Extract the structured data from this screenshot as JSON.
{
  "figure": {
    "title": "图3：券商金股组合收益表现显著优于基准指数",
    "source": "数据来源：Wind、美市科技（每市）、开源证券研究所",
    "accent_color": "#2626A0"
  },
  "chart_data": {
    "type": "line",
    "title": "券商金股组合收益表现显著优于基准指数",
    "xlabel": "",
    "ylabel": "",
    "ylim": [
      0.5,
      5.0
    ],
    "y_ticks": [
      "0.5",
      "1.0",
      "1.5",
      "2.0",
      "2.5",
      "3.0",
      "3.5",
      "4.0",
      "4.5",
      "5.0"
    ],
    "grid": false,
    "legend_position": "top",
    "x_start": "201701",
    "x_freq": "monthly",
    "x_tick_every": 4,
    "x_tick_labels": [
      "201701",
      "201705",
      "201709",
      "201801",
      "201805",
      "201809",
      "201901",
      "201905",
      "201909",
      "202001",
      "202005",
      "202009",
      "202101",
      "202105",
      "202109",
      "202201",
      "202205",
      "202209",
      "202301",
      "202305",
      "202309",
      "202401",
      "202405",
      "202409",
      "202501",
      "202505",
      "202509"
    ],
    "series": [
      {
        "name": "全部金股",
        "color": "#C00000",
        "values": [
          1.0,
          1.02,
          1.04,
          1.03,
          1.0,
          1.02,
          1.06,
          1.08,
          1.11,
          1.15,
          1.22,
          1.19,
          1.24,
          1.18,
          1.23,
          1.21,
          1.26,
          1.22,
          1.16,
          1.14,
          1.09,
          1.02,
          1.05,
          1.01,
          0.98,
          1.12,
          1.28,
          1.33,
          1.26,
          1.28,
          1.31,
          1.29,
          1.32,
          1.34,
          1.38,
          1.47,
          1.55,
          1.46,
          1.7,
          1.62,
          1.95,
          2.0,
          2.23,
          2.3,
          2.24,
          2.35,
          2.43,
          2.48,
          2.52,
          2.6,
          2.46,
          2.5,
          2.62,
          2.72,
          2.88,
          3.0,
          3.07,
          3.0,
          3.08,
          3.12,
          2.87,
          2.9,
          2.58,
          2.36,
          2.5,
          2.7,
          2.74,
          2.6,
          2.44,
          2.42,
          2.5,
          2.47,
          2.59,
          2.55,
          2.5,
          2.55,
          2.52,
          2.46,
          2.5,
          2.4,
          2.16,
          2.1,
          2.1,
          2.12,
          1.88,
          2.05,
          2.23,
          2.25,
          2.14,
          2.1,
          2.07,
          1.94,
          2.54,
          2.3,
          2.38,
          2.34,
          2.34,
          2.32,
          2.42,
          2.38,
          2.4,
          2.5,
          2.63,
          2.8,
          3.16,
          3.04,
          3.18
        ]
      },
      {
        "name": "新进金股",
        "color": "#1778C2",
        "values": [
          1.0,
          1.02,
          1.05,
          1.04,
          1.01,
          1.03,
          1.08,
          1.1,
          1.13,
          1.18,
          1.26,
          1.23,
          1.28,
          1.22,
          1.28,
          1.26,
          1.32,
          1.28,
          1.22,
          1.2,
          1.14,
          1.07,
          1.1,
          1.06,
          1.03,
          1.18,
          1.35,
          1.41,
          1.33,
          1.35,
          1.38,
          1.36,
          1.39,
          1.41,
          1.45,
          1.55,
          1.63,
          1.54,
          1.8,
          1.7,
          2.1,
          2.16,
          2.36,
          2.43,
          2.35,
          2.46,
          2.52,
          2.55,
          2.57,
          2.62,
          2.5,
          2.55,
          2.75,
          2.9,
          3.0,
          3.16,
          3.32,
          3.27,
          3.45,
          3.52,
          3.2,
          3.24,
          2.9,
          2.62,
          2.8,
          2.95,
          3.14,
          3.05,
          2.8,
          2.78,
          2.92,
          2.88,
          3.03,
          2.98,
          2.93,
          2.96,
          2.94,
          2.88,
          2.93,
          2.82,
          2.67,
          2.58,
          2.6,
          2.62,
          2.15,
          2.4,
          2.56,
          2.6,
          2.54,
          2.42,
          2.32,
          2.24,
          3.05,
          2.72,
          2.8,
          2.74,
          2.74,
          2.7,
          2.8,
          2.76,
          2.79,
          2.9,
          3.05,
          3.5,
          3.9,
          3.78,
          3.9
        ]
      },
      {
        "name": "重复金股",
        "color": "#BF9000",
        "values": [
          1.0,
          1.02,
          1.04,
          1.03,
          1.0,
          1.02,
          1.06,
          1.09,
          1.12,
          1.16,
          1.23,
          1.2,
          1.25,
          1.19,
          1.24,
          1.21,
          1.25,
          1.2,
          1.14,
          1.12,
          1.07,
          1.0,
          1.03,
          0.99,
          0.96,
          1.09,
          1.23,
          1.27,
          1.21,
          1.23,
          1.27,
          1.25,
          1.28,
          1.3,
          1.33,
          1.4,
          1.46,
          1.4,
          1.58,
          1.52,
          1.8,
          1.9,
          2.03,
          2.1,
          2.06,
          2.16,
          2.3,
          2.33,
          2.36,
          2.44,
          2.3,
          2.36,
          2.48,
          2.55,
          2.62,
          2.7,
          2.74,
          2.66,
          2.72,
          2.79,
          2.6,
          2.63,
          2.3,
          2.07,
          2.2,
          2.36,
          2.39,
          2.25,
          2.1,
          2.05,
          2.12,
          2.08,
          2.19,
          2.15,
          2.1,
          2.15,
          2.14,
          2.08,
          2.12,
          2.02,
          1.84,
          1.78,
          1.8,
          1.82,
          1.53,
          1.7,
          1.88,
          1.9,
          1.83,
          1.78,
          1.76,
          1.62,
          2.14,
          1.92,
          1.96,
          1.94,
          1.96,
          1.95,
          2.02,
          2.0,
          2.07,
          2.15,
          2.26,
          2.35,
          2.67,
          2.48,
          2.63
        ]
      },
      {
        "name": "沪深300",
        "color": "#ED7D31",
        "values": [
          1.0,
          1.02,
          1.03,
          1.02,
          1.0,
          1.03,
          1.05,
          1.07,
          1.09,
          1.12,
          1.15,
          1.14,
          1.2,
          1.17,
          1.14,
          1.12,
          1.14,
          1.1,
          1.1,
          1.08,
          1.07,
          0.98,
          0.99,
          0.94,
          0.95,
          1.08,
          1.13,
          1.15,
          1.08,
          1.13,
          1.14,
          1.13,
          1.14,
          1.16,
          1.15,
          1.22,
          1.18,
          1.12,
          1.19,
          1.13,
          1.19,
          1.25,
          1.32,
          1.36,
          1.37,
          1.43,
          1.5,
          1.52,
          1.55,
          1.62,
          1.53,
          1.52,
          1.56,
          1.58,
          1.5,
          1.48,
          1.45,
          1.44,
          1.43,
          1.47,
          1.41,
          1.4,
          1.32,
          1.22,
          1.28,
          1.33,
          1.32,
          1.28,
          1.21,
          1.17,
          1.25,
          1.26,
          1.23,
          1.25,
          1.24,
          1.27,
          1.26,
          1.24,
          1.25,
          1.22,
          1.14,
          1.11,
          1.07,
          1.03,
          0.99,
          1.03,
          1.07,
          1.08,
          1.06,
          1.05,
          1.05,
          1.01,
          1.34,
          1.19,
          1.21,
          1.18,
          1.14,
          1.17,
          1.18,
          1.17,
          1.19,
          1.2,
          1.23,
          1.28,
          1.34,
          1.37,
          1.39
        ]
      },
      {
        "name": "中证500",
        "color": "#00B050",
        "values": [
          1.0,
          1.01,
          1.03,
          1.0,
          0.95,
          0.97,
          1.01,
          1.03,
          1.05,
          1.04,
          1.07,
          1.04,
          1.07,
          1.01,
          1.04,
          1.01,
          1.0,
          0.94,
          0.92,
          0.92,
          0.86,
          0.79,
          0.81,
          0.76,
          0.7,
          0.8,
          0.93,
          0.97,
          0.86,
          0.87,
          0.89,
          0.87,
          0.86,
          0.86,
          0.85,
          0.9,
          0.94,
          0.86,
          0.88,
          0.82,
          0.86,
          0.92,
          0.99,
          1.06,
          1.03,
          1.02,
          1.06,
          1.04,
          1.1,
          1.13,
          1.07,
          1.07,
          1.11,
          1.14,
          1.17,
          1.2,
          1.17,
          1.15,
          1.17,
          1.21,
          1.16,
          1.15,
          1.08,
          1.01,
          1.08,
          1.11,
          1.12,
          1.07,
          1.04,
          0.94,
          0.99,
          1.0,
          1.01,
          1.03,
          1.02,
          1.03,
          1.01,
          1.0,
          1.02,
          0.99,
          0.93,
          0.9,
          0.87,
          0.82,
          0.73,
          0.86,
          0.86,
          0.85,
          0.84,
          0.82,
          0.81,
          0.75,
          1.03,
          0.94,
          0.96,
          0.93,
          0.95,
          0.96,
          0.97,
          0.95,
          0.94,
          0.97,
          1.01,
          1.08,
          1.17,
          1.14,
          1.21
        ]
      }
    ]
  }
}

● **Do this**: Which lines above hold the word "name"? Copy each of them.

● **Task solution**:
        "name": "全部金股",
        "name": "新进金股",
        "name": "重复金股",
        "name": "沪深300",
        "name": "中证500",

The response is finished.